Begin RECORDS FOR THE EXERCISE

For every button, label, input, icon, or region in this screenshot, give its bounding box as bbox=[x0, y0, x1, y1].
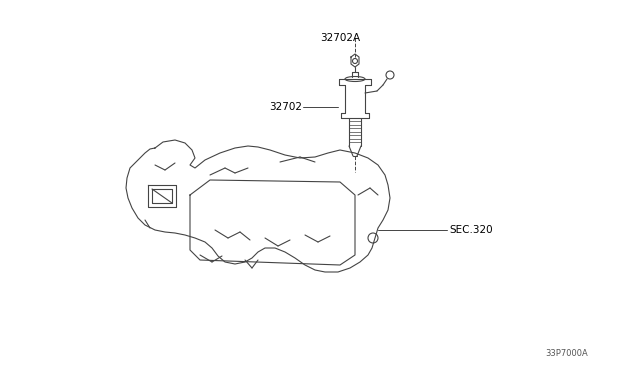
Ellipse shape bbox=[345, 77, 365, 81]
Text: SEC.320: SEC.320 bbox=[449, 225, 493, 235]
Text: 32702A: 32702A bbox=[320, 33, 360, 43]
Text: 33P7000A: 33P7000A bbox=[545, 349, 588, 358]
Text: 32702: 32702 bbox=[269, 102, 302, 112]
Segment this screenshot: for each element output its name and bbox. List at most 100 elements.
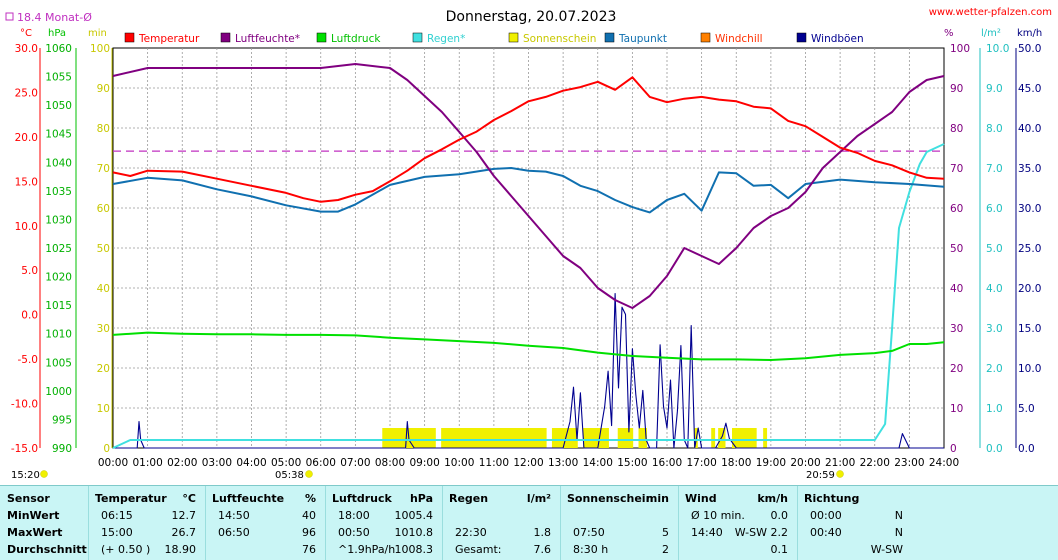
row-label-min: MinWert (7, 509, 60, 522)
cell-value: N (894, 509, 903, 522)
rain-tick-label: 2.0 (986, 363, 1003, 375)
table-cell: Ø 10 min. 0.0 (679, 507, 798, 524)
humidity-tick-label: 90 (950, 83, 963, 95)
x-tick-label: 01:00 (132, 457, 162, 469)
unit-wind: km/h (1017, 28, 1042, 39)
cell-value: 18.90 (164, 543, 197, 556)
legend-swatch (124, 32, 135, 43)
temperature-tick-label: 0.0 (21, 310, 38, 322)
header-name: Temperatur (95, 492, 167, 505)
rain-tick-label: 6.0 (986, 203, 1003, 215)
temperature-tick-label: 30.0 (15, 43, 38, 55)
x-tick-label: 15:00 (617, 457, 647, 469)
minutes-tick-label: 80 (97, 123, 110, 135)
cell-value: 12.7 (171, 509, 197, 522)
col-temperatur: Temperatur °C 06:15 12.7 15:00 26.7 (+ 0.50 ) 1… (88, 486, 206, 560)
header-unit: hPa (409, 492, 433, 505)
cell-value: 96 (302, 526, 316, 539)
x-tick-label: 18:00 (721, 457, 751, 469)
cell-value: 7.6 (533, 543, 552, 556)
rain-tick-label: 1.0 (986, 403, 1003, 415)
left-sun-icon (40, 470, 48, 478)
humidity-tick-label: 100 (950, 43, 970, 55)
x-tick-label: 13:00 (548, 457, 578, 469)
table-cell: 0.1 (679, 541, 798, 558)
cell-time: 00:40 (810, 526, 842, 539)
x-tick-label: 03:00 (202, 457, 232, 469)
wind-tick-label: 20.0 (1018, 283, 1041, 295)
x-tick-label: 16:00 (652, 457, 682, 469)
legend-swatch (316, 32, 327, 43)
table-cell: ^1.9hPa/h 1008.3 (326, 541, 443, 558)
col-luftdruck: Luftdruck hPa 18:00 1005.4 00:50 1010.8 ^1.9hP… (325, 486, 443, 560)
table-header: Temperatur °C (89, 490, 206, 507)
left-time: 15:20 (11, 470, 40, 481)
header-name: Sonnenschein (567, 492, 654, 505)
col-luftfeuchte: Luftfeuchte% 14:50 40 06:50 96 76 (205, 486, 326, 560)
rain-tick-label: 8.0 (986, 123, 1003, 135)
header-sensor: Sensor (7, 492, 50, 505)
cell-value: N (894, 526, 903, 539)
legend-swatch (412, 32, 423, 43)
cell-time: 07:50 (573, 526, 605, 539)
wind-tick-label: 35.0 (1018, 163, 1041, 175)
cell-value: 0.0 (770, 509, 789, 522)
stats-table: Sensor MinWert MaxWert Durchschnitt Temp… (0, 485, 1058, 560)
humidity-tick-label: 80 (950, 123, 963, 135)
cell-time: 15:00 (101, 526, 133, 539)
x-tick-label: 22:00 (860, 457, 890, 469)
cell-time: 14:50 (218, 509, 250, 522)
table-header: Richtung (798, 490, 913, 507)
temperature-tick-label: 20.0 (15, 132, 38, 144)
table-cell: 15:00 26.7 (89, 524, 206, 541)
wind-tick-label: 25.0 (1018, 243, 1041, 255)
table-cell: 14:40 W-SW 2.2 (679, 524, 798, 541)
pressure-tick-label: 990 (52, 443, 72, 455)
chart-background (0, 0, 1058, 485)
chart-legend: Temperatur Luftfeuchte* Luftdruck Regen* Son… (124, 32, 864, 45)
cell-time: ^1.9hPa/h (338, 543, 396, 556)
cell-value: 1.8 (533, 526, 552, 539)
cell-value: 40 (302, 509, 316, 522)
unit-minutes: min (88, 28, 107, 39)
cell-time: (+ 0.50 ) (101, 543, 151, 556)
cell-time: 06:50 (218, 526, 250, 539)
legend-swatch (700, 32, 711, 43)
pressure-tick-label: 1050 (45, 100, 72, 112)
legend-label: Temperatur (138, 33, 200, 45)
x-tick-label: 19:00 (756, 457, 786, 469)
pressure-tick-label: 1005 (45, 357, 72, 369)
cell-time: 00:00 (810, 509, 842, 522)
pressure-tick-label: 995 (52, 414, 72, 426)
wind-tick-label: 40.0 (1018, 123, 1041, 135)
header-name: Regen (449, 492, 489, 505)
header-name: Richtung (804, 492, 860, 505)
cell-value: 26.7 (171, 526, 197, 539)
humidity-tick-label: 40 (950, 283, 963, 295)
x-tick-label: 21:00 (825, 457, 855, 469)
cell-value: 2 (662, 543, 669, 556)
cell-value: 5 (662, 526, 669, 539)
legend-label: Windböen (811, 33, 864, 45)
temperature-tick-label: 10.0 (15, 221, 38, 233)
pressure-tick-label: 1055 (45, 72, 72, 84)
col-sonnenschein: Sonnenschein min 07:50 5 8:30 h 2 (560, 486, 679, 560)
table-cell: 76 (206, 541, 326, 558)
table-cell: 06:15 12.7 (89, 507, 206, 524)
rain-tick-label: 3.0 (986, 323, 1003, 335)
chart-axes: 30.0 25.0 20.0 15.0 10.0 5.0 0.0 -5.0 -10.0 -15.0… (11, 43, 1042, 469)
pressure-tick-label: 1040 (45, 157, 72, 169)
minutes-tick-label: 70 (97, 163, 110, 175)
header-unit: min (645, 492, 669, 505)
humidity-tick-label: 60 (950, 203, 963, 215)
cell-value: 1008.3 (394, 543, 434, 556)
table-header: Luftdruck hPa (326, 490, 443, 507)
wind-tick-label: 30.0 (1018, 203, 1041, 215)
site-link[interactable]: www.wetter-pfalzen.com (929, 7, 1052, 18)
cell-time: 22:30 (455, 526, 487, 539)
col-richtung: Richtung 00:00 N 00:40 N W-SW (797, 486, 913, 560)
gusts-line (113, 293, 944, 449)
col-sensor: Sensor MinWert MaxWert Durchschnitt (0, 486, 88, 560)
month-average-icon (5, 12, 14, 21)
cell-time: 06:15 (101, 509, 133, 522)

End RECORDS FOR THE EXERCISE
Begin RECORDS FOR THE EXERCISE

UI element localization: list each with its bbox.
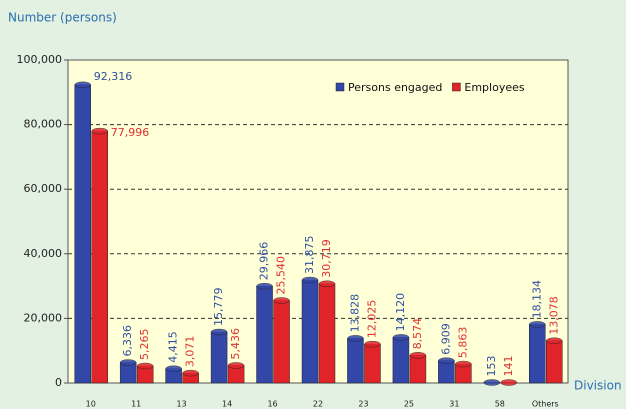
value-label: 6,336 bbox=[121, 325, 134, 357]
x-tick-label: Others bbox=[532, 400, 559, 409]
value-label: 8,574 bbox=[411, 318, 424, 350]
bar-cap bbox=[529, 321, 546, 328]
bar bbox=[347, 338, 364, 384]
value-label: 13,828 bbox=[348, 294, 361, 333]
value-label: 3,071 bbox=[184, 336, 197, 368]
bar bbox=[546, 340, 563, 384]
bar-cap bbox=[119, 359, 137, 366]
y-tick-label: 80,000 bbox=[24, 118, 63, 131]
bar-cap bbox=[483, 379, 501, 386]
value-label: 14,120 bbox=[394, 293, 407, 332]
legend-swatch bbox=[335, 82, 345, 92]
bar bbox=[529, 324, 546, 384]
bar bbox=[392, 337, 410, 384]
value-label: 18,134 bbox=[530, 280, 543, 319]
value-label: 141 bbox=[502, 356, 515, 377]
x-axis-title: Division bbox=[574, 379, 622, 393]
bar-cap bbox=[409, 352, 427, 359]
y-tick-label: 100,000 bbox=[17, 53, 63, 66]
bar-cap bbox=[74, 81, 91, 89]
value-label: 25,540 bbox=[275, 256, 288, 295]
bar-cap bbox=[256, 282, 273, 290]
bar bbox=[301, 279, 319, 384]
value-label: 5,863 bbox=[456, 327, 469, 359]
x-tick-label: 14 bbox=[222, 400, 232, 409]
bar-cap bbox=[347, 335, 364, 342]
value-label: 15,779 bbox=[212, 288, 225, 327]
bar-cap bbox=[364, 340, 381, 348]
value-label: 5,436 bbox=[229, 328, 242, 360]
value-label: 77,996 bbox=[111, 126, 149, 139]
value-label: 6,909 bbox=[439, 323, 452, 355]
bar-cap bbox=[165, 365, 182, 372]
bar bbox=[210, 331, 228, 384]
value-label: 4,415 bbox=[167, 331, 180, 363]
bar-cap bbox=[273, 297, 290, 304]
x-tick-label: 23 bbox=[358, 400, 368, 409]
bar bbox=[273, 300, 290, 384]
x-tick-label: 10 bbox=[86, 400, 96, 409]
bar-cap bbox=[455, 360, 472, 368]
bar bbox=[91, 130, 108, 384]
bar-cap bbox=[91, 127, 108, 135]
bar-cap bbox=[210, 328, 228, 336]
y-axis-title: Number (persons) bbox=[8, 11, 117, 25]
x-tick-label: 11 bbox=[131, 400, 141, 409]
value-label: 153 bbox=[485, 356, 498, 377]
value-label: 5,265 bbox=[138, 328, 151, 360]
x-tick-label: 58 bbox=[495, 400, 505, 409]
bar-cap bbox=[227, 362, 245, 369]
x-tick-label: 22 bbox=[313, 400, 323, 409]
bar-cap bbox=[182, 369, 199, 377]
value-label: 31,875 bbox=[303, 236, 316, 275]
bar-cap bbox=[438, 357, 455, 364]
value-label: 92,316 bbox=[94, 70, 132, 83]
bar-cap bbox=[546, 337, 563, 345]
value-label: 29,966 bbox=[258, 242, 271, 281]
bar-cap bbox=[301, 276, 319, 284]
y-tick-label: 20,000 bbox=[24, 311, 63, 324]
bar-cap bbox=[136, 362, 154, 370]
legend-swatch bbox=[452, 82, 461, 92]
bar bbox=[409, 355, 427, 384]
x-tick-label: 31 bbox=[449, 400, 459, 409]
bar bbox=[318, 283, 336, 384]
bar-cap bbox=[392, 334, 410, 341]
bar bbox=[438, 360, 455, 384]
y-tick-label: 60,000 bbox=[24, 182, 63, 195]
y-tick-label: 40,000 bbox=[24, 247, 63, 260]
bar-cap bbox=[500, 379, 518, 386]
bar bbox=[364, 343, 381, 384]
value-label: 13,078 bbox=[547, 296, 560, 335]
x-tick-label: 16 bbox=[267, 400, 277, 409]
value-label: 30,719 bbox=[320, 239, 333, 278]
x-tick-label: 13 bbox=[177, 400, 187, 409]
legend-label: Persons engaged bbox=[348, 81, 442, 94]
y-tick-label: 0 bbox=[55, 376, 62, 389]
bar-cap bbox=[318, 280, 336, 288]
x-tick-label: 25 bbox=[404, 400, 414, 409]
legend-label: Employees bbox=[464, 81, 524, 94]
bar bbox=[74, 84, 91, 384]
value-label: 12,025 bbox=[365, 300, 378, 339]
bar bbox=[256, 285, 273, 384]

End RECORDS FOR THE EXERCISE

> _WHAT NEEDS TO BE DONE_: Transcribe the part of the listing above that opens with the line containing "For every button, label, input, icon, or" and closes with the line containing "Segment this screenshot: for", keeping both of those lines. Leave the pictures out.

> _OUTPUT FOR THIS EXERCISE_:
For every button, label, input, icon, or region in this screenshot, give its bounding box as bbox=[x0, y0, x1, y1].
Ellipse shape bbox=[345, 77, 365, 81]
Text: SEC.320: SEC.320 bbox=[449, 225, 493, 235]
Text: 32702A: 32702A bbox=[320, 33, 360, 43]
Text: 33P7000A: 33P7000A bbox=[545, 349, 588, 358]
Text: 32702: 32702 bbox=[269, 102, 302, 112]
Segment this screenshot: for each element output its name and bbox. List at most 100 elements.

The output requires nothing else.